--- Exercise requirements ---
Rewrite the listing below, replacing "Playlist Add" with "Add to Playlist" everywhere it appears and keeping everything else the same.

[Entries from a dataset]
>> Begin

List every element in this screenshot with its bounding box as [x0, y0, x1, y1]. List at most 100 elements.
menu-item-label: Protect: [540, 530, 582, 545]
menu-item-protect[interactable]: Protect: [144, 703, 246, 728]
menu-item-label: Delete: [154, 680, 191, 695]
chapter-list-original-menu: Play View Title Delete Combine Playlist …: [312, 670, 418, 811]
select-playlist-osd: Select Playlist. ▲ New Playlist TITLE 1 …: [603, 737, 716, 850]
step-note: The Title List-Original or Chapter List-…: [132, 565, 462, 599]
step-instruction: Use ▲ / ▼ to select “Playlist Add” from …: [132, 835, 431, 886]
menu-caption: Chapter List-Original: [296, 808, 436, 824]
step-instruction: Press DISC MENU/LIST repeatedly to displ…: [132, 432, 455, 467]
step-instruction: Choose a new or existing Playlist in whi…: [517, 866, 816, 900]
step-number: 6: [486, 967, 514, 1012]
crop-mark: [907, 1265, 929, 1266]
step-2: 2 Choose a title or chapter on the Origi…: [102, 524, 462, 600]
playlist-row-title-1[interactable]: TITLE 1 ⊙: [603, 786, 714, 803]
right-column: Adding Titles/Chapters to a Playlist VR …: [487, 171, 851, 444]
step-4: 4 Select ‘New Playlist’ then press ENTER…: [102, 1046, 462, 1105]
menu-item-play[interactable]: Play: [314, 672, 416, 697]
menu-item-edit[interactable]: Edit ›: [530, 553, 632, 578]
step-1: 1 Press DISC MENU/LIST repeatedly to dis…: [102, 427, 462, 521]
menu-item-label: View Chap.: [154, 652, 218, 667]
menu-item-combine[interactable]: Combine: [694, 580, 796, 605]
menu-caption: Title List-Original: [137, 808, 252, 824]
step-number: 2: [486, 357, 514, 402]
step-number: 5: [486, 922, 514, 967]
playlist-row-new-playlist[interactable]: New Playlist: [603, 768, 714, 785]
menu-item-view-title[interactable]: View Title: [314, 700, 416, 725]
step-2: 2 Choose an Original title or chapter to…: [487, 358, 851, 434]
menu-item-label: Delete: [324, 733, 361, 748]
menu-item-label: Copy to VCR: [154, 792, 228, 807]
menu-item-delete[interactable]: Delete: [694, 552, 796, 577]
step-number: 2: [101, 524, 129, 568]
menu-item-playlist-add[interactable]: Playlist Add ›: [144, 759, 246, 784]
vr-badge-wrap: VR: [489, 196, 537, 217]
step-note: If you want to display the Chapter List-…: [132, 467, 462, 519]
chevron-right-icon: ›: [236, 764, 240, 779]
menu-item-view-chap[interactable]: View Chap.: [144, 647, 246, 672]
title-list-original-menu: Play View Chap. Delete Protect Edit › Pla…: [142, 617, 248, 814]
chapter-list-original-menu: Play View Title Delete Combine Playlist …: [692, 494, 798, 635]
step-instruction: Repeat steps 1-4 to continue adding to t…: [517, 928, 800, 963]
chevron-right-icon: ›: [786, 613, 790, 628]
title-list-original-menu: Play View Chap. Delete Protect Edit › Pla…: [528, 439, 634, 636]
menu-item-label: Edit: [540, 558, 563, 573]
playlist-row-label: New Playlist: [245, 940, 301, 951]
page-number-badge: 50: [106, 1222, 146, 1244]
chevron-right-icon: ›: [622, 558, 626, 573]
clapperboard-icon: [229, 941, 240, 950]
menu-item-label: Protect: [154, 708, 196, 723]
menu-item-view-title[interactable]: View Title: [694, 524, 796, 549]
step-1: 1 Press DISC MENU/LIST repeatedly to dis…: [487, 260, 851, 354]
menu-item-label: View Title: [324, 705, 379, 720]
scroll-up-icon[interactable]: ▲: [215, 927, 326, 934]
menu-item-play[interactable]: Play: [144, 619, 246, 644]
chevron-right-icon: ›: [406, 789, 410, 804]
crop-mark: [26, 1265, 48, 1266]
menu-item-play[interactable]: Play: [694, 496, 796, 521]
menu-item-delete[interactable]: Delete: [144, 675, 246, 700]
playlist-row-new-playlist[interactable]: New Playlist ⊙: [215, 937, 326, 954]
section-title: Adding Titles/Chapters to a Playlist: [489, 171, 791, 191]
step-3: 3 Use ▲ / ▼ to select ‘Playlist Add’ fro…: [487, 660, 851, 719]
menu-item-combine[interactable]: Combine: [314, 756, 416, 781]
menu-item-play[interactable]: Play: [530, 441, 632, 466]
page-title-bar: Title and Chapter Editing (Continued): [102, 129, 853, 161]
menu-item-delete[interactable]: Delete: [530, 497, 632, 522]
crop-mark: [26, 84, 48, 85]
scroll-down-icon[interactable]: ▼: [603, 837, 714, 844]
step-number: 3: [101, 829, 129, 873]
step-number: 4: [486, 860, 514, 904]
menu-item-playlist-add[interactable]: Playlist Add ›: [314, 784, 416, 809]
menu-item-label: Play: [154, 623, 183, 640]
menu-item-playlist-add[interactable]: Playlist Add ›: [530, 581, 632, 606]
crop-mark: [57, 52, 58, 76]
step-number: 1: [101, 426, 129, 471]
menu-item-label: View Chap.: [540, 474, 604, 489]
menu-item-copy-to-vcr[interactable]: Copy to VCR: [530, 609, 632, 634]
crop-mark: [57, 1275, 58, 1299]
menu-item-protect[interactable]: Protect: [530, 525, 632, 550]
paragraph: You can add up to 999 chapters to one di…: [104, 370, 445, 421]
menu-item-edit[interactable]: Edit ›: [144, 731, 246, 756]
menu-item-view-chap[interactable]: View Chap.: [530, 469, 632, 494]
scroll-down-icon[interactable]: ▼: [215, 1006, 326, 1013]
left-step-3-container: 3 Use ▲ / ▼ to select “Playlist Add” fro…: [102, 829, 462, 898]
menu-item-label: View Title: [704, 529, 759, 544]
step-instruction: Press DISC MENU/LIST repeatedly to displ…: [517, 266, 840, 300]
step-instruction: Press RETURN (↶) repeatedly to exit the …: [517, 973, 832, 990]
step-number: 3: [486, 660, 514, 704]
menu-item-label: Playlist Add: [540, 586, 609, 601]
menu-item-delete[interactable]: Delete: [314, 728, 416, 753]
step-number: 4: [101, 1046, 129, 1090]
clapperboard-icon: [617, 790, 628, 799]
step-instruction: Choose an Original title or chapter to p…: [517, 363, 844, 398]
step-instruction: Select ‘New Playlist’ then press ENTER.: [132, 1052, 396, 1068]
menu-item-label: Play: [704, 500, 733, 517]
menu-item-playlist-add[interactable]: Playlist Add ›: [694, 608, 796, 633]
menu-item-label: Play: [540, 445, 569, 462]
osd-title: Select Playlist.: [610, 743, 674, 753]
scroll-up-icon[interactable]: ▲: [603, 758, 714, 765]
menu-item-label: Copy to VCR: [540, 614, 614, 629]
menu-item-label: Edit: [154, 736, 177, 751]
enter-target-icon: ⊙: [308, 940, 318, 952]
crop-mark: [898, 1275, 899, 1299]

>> End

--- Right answer ---
List every element in this screenshot with its bounding box as [x0, y0, x1, y1]. List at most 100 elements.
menu-item-label: Protect: [540, 530, 582, 545]
menu-item-protect[interactable]: Protect: [144, 703, 246, 728]
menu-item-label: Delete: [154, 680, 191, 695]
chapter-list-original-menu: Play View Title Delete Combine Playlist …: [312, 670, 418, 811]
select-playlist-osd: Select Playlist. ▲ New Playlist TITLE 1 …: [603, 737, 716, 850]
step-note: The Title List-Original or Chapter List-…: [132, 565, 462, 599]
step-instruction: Use ▲ / ▼ to select “Add to Playlist” from …: [132, 835, 431, 886]
menu-caption: Chapter List-Original: [296, 808, 436, 824]
step-instruction: Press DISC MENU/LIST repeatedly to displ…: [132, 432, 455, 467]
step-instruction: Choose a new or existing Playlist in whi…: [517, 866, 816, 900]
step-number: 6: [486, 967, 514, 1012]
crop-mark: [907, 1265, 929, 1266]
step-2: 2 Choose a title or chapter on the Origi…: [102, 524, 462, 600]
playlist-row-title-1[interactable]: TITLE 1 ⊙: [603, 786, 714, 803]
right-column: Adding Titles/Chapters to a Playlist VR …: [487, 171, 851, 444]
step-4: 4 Select ‘New Playlist’ then press ENTER…: [102, 1046, 462, 1105]
menu-item-play[interactable]: Play: [314, 672, 416, 697]
menu-item-edit[interactable]: Edit ›: [530, 553, 632, 578]
step-1: 1 Press DISC MENU/LIST repeatedly to dis…: [102, 427, 462, 521]
menu-item-label: View Chap.: [154, 652, 218, 667]
menu-item-combine[interactable]: Combine: [694, 580, 796, 605]
menu-caption: Title List-Original: [137, 808, 252, 824]
step-number: 2: [486, 357, 514, 402]
step-number: 5: [486, 922, 514, 967]
playlist-row-new-playlist[interactable]: New Playlist: [603, 768, 714, 785]
menu-item-view-title[interactable]: View Title: [314, 700, 416, 725]
step-2: 2 Choose an Original title or chapter to…: [487, 358, 851, 434]
menu-item-label: Delete: [324, 733, 361, 748]
menu-item-label: Copy to VCR: [154, 792, 228, 807]
menu-item-delete[interactable]: Delete: [694, 552, 796, 577]
step-number: 2: [101, 524, 129, 568]
menu-item-playlist-add[interactable]: Add to Playlist ›: [144, 759, 246, 784]
vr-badge-wrap: VR: [489, 196, 537, 217]
step-note: If you want to display the Chapter List-…: [132, 467, 462, 519]
chevron-right-icon: ›: [236, 764, 240, 779]
menu-item-view-chap[interactable]: View Chap.: [144, 647, 246, 672]
title-list-original-menu: Play View Chap. Delete Protect Edit › Pla…: [142, 617, 248, 814]
chapter-list-original-menu: Play View Title Delete Combine Playlist …: [692, 494, 798, 635]
step-instruction: Repeat steps 1-4 to continue adding to t…: [517, 928, 800, 963]
chevron-right-icon: ›: [786, 613, 790, 628]
title-list-original-menu: Play View Chap. Delete Protect Edit › Pla…: [528, 439, 634, 636]
menu-item-label: Edit: [540, 558, 563, 573]
playlist-row-label: New Playlist: [245, 940, 301, 951]
page-number-badge: 50: [106, 1222, 146, 1244]
chevron-right-icon: ›: [622, 558, 626, 573]
clapperboard-icon: [229, 941, 240, 950]
menu-item-label: Protect: [154, 708, 196, 723]
menu-item-view-title[interactable]: View Title: [694, 524, 796, 549]
step-1: 1 Press DISC MENU/LIST repeatedly to dis…: [487, 260, 851, 354]
menu-item-label: View Title: [324, 705, 379, 720]
scroll-up-icon[interactable]: ▲: [215, 927, 326, 934]
menu-item-play[interactable]: Play: [144, 619, 246, 644]
chevron-right-icon: ›: [406, 789, 410, 804]
crop-mark: [26, 1265, 48, 1266]
menu-item-play[interactable]: Play: [694, 496, 796, 521]
menu-item-delete[interactable]: Delete: [144, 675, 246, 700]
playlist-row-new-playlist[interactable]: New Playlist ⊙: [215, 937, 326, 954]
section-title: Adding Titles/Chapters to a Playlist: [489, 171, 791, 191]
step-3: 3 Use ▲ / ▼ to select ‘Add to Playlist’ fro…: [487, 660, 851, 719]
menu-item-combine[interactable]: Combine: [314, 756, 416, 781]
menu-item-play[interactable]: Play: [530, 441, 632, 466]
page-title-bar: Title and Chapter Editing (Continued): [102, 129, 853, 161]
menu-item-delete[interactable]: Delete: [530, 497, 632, 522]
crop-mark: [26, 84, 48, 85]
scroll-down-icon[interactable]: ▼: [603, 837, 714, 844]
step-number: 3: [101, 829, 129, 873]
step-number: 4: [486, 860, 514, 904]
menu-item-playlist-add[interactable]: Add to Playlist ›: [314, 784, 416, 809]
menu-item-label: Play: [154, 623, 183, 640]
menu-item-playlist-add[interactable]: Add to Playlist ›: [530, 581, 632, 606]
crop-mark: [57, 52, 58, 76]
step-number: 1: [101, 426, 129, 471]
menu-item-label: View Chap.: [540, 474, 604, 489]
menu-item-copy-to-vcr[interactable]: Copy to VCR: [530, 609, 632, 634]
crop-mark: [57, 1275, 58, 1299]
menu-item-protect[interactable]: Protect: [530, 525, 632, 550]
paragraph: You can add up to 999 chapters to one di…: [104, 370, 445, 421]
menu-item-edit[interactable]: Edit ›: [144, 731, 246, 756]
menu-item-view-chap[interactable]: View Chap.: [530, 469, 632, 494]
scroll-down-icon[interactable]: ▼: [215, 1006, 326, 1013]
left-step-3-container: 3 Use ▲ / ▼ to select “Add to Playlist” fro…: [102, 829, 462, 898]
menu-item-label: View Title: [704, 529, 759, 544]
step-instruction: Press DISC MENU/LIST repeatedly to displ…: [517, 266, 840, 300]
step-instruction: Press RETURN (↶) repeatedly to exit the …: [517, 973, 832, 990]
step-number: 3: [486, 660, 514, 704]
menu-item-label: Add to Playlist: [540, 586, 609, 601]
menu-item-delete[interactable]: Delete: [314, 728, 416, 753]
step-number: 4: [101, 1046, 129, 1090]
clapperboard-icon: [617, 790, 628, 799]
step-instruction: Choose an Original title or chapter to p…: [517, 363, 844, 398]
step-instruction: Select ‘New Playlist’ then press ENTER.: [132, 1052, 396, 1068]
menu-item-label: Play: [704, 500, 733, 517]
menu-item-playlist-add[interactable]: Add to Playlist ›: [694, 608, 796, 633]
menu-item-label: Play: [540, 445, 569, 462]
osd-title: Select Playlist.: [610, 743, 674, 753]
scroll-up-icon[interactable]: ▲: [603, 758, 714, 765]
menu-item-label: Copy to VCR: [540, 614, 614, 629]
menu-item-label: Edit: [154, 736, 177, 751]
enter-target-icon: ⊙: [308, 940, 318, 952]
crop-mark: [898, 1275, 899, 1299]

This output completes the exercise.